OBJECTIF
Réécrivez le passage de l'extrait sur Zachée qui commence à « Notre malheur à » et se termine à « devant des hommes. », en remplaçant « monastère » par « prieuré ».

EXTRAIT DU TEXTE
============

Notre malheur à nous, c’est peut-être, c’est même sûrement de croire du bout des lèvres. Par exemple, croire que dans ce petit monastère de rien du tout un peu perdu dans un massif qui n’est même pas la Vanoise ou le Mont-Blanc, dont nous fêtons la dédicace, Dieu a établi sa demeure. Mais ce qui se passe ici n’est pas plus insignifiant que ce qui s’est passé dans cette petite ville de Jéricho à 1300 m au-dessous de nos sandales. Ce qui se passe ici, c’est le salut de Dieu qui vient au devant des hommes.

Voilà déjà une première chose extraordinaire. La deuxième se passe dans le cœur de Zachée.

C’est un riche, il a tout ce qu’il lui faut. Entre parenthèses, le texte ne nous dit à aucun moment qu’il était voleur. Dans ce récit, Zachée est riche mais nous ne savons pas s’il est plus voleur ou plus pécheur que ses accusateurs. On nous dit simplement qu’il avait de l’argent et qu’il était lié au pouvoir des romains. Évidemment, ça fait deux bonnes raisons de se faire détester. Mais si on ne nous parle ni de vols ni crimes c’est que l’important n’est pas là. L’important, c’est que cet homme riche se soit rendu compte d’un manque. Il lui manque quelque chose, quelque chose qui ne s’achète pas avec de l’argent, quelque chose qui est une rencontre. Et il n’hésitera pas à prendre les moyens pour cela.

Et quels moyens prendre ? Quand on est riche et chef on trouve des facilités : si on a besoin de se trouver à un moment précis dans un endroit précis, on ne va pas se donner la peine de courir pour être là le premier. On envoie quelqu'un prendre sa place dans une file d’attente, on loue un morceau de trottoir pour s’installer, avec des sbires pour écarter les importuns, on envoie dire au maire qu’il faudrait installer une tribune pour les officiels. Enfin, il y a toutes sortes de solutions pratiques et avec de l’argent on peut tout obtenir. C’est bien à ça que ça sert l’argent : avoir tout ce qu’on veut quand on veut, comme un gamin capricieux. Ou alors on fait comme Hérode dont on nous disait il y a deux jours qu’il voulait voir Jésus mais n’a pas bougé de son fauteuil, attendant qu’on le lui amène ligoté.

Mais utiliser une de ces solutions, c’est le meilleur moyen de passer à côté de la rencontre parce que c’est refuser ce qui fait la valeur de toute rencontre : être là sans fards et sans protection. Pour rencontrer Jésus, il faut payer de sa personne et non de son portefeuille. Tout riche qu’il est, Zachée l’a parfaitement compris. Et il paye de sa personne en s’exposant lui-même. Son argent le met à l’abri mais son corps, c’est ce qu’il a en commun avec tout le monde, et c’est justement ce « quelque chose » par rapport à quoi la puissance financière n’a aucune importance. Son propre corps on le reçoit, on ne le fabrique pas, même pas avec la chirurgie plastique. Or, la seule chose que l’on sache de Zachée à part sa richesse, c’est qu’il était de petite taille. Et quand il grimpe sur son arbre pour voir Jésus, il ne reste plus que ça de son portrait : celui-là, il est trop petit pour faire comme tout le monde. Mais il y a autre chose qui se révèle du même coup, cette fois, Zachée est sorti de la logique de l’accumulation, celle qui compte : il est redevenu vulnérable devant ceux qui ont moins d’argent mais plus de cm. Zachée, en montant dans son arbre montre qu’il prend acte des choses telles qu’elles sont et qu’il consent à se présenter devant Jésus sans artifices. Dans sa propre chair. Bref, il montre que pour lui, cette rencontre-là est vitale.

============

[Entrées du jeu de données]
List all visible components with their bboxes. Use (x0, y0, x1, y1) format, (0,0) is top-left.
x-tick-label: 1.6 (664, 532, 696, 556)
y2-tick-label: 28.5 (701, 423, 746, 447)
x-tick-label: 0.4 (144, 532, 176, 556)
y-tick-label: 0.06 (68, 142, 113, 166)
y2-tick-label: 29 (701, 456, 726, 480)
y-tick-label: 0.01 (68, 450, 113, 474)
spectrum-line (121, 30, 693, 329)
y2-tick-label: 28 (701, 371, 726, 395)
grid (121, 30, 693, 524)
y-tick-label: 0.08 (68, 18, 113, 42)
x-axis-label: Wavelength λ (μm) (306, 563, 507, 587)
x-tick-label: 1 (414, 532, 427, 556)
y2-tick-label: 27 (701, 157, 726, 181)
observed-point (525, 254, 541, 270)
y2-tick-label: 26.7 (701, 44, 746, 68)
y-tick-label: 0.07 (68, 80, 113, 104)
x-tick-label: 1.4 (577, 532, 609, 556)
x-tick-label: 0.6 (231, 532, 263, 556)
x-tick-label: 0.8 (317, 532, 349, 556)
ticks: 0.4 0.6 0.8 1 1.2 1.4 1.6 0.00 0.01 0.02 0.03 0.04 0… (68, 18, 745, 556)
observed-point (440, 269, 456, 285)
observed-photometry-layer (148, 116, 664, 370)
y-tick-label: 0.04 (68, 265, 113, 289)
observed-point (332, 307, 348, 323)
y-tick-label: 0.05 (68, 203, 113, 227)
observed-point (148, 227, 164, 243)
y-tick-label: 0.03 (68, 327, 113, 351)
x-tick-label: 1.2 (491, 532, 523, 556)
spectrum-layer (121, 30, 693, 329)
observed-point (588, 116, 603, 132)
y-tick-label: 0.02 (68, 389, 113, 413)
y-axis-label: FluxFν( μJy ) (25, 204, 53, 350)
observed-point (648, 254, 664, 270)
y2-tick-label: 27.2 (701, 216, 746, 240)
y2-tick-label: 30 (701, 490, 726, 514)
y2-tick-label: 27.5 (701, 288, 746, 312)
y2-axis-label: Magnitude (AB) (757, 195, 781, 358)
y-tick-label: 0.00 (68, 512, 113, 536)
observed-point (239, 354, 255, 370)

============

RÉSULTAT CI-DESSOUS
Notre malheur à nous, c’est peut-être, c’est même sûrement de croire du bout des lèvres. Par exemple, croire que dans ce petit prieuré de rien du tout un peu perdu dans un massif qui n’est même pas la Vanoise ou le Mont-Blanc, dont nous fêtons la dédicace, Dieu a établi sa demeure. Mais ce qui se passe ici n’est pas plus insignifiant que ce qui s’est passé dans cette petite ville de Jéricho à 1300 m au-dessous de nos sandales. Ce qui se passe ici, c’est le salut de Dieu qui vient au devant des hommes.